**WHAT YOU NEED TO DO:** Return all lines from the listing below in which the string "sudut" occurs.

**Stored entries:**
□ □ □ □ □ □ □

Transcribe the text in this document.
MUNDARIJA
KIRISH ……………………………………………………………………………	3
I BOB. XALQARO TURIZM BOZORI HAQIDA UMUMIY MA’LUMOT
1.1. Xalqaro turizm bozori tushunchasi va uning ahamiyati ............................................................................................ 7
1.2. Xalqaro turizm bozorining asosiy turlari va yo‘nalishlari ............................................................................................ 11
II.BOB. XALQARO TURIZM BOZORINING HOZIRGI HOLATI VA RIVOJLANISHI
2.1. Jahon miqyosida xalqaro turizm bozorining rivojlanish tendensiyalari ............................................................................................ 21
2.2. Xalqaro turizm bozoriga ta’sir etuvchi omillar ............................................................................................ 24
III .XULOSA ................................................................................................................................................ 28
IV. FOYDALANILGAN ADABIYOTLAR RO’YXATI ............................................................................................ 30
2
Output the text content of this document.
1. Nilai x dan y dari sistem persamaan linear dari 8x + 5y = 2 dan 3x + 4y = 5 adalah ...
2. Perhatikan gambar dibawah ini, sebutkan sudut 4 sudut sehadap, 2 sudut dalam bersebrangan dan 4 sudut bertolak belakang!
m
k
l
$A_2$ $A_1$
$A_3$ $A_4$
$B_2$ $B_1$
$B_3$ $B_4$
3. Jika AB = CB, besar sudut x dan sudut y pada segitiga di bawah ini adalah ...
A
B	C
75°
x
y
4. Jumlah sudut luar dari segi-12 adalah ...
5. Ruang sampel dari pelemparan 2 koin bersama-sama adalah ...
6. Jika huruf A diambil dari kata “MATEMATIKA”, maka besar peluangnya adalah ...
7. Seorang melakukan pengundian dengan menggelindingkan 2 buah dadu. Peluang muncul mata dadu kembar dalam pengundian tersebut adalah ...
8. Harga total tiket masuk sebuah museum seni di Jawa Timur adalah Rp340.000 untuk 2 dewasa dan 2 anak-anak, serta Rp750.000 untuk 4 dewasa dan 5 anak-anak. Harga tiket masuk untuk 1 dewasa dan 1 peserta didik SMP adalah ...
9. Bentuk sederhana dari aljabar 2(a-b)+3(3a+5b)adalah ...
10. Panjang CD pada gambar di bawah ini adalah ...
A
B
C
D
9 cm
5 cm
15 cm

□ □ □ □ □ □ □

**COMPLETE OUTPUT:**
2. Perhatikan gambar dibawah ini, sebutkan sudut 4 sudut sehadap, 2 sudut dalam bersebrangan dan 4 sudut bertolak belakang!
3. Jika AB = CB, besar sudut x dan sudut y pada segitiga di bawah ini adalah ...
4. Jumlah sudut luar dari segi-12 adalah ...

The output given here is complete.